## START Supplied records
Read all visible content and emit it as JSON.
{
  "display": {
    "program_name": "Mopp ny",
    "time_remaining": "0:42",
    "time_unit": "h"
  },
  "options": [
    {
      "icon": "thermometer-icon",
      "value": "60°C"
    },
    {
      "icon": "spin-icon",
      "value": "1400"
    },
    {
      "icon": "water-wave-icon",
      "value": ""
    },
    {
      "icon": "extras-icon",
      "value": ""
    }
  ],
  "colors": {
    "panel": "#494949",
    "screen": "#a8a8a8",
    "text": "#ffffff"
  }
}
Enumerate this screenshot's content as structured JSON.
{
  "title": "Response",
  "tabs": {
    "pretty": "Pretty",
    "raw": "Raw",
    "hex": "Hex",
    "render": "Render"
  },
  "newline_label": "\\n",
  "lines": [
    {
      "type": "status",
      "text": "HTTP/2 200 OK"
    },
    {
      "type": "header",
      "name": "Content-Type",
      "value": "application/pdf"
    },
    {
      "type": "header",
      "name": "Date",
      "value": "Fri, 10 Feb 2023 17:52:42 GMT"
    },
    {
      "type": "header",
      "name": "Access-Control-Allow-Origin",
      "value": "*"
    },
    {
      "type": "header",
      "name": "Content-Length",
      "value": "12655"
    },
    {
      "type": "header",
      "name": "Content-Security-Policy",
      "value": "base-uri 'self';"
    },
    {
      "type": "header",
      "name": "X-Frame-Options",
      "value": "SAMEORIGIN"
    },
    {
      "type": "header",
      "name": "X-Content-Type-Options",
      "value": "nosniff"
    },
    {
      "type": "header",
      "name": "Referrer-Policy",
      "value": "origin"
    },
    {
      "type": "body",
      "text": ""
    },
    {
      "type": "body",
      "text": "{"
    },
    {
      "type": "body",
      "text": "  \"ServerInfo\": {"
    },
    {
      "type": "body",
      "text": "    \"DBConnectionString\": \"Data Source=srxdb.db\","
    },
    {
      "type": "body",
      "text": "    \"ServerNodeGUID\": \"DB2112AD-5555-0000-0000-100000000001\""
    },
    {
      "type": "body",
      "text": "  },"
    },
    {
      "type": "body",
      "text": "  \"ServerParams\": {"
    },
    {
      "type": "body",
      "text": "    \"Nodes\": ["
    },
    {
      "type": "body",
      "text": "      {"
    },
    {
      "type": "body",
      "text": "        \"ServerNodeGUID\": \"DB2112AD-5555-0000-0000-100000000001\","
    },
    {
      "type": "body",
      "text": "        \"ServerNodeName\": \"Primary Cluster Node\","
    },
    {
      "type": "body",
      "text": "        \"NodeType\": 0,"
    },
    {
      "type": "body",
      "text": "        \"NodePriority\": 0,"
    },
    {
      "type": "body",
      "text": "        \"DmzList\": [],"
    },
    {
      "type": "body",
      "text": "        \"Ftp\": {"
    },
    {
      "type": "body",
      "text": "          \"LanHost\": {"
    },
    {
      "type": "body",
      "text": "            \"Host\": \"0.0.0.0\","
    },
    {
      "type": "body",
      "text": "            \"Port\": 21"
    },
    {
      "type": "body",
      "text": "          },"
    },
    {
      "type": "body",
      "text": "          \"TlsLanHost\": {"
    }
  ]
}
## END Supplied records
> Task to carry out:
In the entries above, count each line with "Policy"; reply with the total only.

> Finished exercise:
2